[Stored data]

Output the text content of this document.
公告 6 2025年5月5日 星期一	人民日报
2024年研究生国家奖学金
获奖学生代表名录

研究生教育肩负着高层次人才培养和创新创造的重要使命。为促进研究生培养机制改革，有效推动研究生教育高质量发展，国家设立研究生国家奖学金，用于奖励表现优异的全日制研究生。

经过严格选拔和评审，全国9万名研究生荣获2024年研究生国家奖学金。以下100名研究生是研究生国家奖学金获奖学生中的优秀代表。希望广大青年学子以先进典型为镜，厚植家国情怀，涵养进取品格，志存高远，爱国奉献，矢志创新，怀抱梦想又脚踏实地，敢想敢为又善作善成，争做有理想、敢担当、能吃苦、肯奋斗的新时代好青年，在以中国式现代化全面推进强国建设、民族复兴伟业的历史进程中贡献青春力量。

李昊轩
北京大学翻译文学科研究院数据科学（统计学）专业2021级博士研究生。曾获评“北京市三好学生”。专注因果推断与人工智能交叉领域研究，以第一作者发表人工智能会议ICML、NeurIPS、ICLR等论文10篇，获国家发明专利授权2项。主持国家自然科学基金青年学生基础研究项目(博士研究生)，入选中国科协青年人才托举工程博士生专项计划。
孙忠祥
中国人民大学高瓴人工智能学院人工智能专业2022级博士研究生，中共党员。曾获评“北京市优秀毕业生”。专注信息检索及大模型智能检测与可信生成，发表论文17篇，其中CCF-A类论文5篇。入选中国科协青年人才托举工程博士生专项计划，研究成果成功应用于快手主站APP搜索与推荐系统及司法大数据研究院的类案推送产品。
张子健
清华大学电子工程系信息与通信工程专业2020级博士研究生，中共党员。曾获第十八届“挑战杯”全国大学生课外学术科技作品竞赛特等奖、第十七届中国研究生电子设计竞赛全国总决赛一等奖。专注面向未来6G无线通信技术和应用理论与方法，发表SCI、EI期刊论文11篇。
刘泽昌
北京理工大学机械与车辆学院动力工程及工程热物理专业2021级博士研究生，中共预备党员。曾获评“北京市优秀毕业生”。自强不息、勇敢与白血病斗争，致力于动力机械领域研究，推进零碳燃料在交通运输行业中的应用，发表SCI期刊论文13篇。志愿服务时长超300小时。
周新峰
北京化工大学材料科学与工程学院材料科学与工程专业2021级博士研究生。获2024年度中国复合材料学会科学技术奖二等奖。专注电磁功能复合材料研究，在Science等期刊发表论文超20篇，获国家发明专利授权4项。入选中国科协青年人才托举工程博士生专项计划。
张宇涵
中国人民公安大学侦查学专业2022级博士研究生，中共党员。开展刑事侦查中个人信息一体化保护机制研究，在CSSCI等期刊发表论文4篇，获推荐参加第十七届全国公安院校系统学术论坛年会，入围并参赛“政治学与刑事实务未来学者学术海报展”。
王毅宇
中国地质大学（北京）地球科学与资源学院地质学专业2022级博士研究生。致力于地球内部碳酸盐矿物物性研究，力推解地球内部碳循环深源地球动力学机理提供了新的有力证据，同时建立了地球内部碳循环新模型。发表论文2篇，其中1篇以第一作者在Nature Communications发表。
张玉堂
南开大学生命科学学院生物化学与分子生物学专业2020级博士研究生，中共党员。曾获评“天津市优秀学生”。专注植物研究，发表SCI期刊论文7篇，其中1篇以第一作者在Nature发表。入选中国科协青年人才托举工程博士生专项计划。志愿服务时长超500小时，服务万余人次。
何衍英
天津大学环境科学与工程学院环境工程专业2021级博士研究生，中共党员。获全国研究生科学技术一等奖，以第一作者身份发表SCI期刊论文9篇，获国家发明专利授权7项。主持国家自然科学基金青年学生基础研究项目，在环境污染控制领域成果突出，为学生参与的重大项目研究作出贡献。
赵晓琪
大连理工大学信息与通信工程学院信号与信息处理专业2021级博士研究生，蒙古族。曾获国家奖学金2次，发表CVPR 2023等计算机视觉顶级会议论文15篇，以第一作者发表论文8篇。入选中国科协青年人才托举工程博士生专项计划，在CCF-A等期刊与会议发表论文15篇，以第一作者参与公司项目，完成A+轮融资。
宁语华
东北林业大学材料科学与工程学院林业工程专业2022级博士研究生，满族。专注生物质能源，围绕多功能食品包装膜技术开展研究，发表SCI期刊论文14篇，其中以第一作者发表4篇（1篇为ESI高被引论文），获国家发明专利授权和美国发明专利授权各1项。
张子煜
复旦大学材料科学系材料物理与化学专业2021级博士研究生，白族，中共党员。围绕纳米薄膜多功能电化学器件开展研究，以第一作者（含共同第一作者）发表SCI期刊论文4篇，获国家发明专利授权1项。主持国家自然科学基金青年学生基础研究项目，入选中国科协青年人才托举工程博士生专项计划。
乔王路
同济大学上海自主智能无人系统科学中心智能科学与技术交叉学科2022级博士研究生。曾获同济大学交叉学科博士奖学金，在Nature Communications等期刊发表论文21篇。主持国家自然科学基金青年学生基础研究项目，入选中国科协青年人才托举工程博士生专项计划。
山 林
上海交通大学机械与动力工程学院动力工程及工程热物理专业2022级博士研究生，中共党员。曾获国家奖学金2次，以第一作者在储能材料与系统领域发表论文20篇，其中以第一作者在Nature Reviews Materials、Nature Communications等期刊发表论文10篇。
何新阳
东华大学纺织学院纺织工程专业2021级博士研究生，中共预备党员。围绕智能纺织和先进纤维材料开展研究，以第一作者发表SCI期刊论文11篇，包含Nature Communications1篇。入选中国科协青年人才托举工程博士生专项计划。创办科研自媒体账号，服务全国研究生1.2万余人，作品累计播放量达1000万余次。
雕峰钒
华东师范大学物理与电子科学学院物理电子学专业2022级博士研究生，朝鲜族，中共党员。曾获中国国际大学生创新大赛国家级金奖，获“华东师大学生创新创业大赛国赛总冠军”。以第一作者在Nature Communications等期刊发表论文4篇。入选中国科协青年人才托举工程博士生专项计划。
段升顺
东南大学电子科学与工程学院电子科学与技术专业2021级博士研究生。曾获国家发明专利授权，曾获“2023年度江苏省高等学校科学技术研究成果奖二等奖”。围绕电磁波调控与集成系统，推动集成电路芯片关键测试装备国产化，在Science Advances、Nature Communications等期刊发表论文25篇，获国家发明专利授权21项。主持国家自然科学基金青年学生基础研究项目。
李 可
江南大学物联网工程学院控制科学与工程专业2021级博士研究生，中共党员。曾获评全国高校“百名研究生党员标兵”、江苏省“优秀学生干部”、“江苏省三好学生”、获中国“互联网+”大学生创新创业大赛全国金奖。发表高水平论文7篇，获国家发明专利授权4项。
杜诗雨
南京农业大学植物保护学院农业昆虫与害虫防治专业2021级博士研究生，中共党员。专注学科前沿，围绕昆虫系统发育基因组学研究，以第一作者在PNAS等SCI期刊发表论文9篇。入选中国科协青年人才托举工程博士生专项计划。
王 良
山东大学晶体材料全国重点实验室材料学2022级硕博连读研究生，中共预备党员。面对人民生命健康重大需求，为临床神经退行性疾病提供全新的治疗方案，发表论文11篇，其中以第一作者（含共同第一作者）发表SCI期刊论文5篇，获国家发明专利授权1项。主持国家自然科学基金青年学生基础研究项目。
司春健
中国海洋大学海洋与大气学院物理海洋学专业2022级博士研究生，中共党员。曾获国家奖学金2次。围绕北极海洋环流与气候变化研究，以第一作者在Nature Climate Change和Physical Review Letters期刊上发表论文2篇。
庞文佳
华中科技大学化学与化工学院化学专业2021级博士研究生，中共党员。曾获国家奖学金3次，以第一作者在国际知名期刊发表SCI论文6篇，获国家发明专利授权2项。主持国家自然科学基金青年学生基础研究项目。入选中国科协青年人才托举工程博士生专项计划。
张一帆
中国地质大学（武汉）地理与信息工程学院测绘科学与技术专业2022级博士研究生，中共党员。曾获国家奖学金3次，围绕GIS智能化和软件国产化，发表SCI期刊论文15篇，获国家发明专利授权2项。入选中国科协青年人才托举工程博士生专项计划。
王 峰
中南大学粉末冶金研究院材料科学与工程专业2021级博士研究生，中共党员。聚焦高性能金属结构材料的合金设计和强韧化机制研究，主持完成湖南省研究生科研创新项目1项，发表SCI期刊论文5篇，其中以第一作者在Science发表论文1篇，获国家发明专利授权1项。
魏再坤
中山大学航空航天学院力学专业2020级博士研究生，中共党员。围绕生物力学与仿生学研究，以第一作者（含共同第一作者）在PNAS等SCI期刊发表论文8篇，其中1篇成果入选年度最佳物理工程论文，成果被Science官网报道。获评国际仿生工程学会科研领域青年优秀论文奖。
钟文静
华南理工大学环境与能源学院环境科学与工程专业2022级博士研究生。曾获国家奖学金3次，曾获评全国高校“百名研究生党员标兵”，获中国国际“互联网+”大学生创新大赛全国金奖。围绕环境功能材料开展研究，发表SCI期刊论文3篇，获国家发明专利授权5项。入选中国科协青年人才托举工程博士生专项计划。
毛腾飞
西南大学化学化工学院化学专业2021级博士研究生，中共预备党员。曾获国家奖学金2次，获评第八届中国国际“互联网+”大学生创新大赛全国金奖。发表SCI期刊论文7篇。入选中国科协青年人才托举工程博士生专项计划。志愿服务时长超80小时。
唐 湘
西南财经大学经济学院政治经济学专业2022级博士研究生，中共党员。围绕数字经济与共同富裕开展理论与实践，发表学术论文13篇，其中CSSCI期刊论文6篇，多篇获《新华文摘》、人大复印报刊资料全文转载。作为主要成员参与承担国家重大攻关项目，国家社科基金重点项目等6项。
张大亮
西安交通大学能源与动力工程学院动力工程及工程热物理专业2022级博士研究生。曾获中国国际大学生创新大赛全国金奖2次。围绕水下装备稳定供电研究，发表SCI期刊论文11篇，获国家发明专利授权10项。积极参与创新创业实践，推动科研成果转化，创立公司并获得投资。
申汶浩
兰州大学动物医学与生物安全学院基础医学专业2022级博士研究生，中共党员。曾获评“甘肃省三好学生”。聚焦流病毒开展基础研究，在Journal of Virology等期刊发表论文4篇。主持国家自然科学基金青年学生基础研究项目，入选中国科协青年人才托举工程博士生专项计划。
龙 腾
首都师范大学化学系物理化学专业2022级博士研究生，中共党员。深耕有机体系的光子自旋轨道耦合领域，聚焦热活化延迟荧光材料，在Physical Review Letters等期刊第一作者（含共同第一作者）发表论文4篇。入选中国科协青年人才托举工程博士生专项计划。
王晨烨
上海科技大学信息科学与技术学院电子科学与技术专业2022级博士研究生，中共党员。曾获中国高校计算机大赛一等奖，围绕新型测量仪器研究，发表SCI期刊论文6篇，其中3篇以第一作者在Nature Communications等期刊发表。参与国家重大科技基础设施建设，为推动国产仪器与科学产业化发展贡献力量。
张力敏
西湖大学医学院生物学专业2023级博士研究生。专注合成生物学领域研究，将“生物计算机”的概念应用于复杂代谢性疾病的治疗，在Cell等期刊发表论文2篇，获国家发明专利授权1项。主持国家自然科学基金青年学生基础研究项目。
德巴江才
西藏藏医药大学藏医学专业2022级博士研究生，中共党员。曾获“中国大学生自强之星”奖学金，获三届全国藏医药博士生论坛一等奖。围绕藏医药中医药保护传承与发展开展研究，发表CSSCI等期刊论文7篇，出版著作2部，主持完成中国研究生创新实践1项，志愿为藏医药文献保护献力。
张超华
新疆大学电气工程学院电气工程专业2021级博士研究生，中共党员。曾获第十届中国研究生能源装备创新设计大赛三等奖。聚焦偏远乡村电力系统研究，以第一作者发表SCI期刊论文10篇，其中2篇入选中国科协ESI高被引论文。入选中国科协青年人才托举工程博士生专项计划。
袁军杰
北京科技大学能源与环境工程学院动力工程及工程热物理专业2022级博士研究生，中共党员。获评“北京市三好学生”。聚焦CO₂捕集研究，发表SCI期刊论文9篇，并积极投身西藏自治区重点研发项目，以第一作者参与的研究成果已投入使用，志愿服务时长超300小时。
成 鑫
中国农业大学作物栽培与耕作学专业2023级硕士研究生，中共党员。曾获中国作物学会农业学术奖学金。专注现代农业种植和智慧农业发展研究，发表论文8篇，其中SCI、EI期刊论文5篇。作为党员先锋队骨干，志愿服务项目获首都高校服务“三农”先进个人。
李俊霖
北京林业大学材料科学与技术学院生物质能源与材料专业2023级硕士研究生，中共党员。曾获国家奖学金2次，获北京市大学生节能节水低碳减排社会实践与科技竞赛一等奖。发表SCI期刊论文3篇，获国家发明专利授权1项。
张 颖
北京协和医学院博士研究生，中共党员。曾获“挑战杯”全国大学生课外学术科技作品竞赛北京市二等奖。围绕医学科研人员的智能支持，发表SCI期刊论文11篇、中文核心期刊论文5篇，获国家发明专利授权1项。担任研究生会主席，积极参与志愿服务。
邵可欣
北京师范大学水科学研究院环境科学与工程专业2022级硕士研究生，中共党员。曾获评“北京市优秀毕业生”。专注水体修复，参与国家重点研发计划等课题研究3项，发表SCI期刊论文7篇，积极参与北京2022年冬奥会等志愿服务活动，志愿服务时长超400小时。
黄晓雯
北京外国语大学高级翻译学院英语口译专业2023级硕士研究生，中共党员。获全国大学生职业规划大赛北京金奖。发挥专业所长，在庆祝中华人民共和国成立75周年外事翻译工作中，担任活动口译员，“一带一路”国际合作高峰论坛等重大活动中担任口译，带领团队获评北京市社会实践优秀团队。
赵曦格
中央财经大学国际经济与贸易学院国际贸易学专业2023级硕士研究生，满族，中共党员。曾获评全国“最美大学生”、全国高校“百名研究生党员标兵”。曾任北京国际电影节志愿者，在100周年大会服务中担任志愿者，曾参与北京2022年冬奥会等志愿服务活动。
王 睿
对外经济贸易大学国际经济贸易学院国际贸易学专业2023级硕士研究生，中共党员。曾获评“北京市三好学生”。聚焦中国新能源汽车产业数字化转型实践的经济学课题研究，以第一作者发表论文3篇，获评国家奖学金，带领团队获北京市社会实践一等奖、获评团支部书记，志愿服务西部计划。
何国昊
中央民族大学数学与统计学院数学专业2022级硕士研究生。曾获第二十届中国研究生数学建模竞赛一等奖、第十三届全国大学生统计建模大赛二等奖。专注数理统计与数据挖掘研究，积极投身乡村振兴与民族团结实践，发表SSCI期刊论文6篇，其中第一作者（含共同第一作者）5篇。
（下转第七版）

WHAT YOU WILL DO: Tally the lines holding the string "中国地质大学" and give only the count.

RESULT OF THE TASK: 2